** START OF Records for processing **

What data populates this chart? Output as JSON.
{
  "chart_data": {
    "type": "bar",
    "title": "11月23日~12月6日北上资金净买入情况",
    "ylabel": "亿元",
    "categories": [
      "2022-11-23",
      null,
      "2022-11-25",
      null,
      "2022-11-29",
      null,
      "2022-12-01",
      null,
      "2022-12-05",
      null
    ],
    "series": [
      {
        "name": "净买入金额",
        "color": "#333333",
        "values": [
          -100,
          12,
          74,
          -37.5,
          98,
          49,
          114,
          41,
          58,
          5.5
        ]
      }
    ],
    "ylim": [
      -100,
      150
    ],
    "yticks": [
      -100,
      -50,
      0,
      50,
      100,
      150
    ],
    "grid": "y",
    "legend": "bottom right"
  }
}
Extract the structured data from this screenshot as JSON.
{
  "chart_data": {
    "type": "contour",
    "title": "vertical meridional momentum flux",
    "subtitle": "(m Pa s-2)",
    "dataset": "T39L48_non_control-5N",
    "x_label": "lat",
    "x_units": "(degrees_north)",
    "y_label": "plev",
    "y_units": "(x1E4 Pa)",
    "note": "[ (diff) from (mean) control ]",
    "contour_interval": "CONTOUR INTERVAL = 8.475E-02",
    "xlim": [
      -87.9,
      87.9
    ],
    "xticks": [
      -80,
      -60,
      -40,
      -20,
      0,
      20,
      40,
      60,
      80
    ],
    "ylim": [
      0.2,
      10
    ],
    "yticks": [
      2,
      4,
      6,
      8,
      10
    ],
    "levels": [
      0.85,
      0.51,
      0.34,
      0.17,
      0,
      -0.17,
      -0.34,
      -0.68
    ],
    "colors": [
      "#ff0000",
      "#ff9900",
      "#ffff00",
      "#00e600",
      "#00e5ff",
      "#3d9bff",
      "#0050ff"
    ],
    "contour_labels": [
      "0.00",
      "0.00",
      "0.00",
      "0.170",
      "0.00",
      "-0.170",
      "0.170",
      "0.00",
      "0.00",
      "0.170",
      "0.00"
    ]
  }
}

** END OF Records for processing **

*Exercise details*.
Take the material above and return all of it exactly.

*Completed task*.
What data populates this chart? Output as JSON.
{
  "chart_data": {
    "type": "bar",
    "title": "11月23日~12月6日北上资金净买入情况",
    "ylabel": "亿元",
    "categories": [
      "2022-11-23",
      null,
      "2022-11-25",
      null,
      "2022-11-29",
      null,
      "2022-12-01",
      null,
      "2022-12-05",
      null
    ],
    "series": [
      {
        "name": "净买入金额",
        "color": "#333333",
        "values": [
          -100,
          12,
          74,
          -37.5,
          98,
          49,
          114,
          41,
          58,
          5.5
        ]
      }
    ],
    "ylim": [
      -100,
      150
    ],
    "yticks": [
      -100,
      -50,
      0,
      50,
      100,
      150
    ],
    "grid": "y",
    "legend": "bottom right"
  }
}
Extract the structured data from this screenshot as JSON.
{
  "chart_data": {
    "type": "contour",
    "title": "vertical meridional momentum flux",
    "subtitle": "(m Pa s-2)",
    "dataset": "T39L48_non_control-5N",
    "x_label": "lat",
    "x_units": "(degrees_north)",
    "y_label": "plev",
    "y_units": "(x1E4 Pa)",
    "note": "[ (diff) from (mean) control ]",
    "contour_interval": "CONTOUR INTERVAL = 8.475E-02",
    "xlim": [
      -87.9,
      87.9
    ],
    "xticks": [
      -80,
      -60,
      -40,
      -20,
      0,
      20,
      40,
      60,
      80
    ],
    "ylim": [
      0.2,
      10
    ],
    "yticks": [
      2,
      4,
      6,
      8,
      10
    ],
    "levels": [
      0.85,
      0.51,
      0.34,
      0.17,
      0,
      -0.17,
      -0.34,
      -0.68
    ],
    "colors": [
      "#ff0000",
      "#ff9900",
      "#ffff00",
      "#00e600",
      "#00e5ff",
      "#3d9bff",
      "#0050ff"
    ],
    "contour_labels": [
      "0.00",
      "0.00",
      "0.00",
      "0.170",
      "0.00",
      "-0.170",
      "0.170",
      "0.00",
      "0.00",
      "0.170",
      "0.00"
    ]
  }
}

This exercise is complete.